-- begin DATA ROWS --

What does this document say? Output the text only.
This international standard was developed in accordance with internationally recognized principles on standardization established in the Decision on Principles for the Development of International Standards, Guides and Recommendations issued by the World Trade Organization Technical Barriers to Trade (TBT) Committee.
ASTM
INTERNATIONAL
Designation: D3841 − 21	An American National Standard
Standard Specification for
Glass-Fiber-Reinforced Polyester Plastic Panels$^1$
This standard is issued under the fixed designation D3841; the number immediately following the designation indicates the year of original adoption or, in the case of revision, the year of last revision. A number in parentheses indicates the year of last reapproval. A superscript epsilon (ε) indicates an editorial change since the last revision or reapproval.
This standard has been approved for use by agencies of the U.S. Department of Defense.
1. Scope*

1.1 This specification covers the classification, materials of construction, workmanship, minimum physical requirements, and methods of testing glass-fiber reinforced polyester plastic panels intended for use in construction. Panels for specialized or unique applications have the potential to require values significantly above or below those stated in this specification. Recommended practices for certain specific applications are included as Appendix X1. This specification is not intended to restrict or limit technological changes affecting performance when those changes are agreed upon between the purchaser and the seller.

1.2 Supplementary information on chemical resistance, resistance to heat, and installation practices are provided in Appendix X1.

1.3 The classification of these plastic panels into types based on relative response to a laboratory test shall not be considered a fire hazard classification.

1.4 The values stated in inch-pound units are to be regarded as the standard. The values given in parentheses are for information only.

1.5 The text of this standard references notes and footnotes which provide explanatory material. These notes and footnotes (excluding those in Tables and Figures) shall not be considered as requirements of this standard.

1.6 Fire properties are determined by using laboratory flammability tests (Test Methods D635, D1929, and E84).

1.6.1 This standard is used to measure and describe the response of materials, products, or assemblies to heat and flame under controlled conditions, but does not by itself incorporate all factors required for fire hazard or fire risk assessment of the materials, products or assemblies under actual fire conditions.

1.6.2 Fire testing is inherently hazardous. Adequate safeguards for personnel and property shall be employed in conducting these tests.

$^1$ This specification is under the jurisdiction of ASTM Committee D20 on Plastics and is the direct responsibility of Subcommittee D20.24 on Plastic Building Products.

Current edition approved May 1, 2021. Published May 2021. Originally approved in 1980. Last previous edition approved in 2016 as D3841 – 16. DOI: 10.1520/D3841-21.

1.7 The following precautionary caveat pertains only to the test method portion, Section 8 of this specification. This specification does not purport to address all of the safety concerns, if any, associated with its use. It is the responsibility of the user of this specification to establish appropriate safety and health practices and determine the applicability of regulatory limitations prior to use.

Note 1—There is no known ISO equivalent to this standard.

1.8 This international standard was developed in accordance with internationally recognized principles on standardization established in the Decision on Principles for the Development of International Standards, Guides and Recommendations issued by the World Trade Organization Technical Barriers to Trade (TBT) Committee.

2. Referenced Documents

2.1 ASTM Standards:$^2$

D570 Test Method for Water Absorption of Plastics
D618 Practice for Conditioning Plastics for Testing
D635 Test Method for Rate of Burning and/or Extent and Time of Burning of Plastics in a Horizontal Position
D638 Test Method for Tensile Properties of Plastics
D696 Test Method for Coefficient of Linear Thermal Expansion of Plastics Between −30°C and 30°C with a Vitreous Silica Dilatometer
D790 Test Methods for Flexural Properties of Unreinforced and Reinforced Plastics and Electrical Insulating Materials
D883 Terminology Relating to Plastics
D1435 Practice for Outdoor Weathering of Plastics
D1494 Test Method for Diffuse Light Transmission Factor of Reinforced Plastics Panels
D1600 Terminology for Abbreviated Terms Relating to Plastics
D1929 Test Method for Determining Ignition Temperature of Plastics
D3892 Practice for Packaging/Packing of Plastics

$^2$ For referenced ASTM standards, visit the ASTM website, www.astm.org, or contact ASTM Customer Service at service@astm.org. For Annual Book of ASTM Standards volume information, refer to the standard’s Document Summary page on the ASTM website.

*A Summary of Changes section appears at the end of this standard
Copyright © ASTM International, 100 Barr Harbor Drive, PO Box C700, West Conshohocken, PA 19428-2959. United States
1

-- end DATA ROWS --

Above are the records. Identify each line that contains the word "only".

What does this document say? Output the text only.
1.4 The values stated in inch-pound units are to be regarded as the standard. The values given in parentheses are for information only.
1.7 The following precautionary caveat pertains only to the test method portion, Section 8 of this specification. This specification does not purport to address all of the safety concerns, if any, associated with its use. It is the responsibility of the user of this specification to establish appropriate safety and health practices and determine the applicability of regulatory limitations prior to use.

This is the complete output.